**Work to do**.
Look through the entries below and report how many lines hold the string "Part". Only the number is wanted.

:: Available records ::

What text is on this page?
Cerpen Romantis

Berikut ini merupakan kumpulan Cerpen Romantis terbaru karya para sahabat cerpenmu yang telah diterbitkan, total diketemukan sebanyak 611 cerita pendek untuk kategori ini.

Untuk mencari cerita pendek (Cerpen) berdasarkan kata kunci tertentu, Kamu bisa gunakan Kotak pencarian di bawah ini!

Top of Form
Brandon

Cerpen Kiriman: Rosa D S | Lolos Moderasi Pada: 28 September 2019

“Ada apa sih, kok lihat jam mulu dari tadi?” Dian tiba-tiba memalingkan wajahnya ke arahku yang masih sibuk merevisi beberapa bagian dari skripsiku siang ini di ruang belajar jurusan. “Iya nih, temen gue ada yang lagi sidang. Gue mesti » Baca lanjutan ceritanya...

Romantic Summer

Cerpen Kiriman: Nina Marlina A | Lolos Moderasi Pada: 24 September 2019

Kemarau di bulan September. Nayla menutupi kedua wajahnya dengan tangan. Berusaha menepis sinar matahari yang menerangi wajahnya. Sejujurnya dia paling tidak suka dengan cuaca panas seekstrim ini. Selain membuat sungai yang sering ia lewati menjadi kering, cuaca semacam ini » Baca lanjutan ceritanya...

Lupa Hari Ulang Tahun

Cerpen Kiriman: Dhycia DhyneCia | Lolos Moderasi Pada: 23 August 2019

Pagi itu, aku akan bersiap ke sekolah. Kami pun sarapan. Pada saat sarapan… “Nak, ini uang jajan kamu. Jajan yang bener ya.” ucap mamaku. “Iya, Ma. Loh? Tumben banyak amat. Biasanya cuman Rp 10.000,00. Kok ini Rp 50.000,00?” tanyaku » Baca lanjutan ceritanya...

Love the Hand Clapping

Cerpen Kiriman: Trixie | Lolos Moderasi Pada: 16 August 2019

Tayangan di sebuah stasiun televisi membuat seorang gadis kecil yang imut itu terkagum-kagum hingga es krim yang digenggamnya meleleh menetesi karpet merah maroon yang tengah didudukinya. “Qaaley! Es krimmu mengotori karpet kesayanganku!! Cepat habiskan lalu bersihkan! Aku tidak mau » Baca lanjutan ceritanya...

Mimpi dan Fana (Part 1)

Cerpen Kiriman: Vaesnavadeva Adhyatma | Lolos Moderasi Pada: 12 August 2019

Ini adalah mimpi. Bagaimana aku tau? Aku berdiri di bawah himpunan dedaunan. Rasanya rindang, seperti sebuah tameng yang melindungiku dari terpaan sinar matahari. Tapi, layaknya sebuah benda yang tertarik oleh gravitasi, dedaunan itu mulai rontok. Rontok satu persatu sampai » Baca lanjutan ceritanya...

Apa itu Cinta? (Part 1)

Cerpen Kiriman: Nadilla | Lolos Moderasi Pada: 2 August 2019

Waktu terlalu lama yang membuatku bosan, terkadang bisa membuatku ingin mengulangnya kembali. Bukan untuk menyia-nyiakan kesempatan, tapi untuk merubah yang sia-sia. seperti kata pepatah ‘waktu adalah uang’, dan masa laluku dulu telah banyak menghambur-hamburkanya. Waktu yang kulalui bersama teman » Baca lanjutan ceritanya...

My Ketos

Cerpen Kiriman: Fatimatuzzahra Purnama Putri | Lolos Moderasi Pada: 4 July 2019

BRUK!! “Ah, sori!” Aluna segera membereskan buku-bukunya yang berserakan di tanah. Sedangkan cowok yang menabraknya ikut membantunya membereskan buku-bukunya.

:::

**Response to this exercise**.
2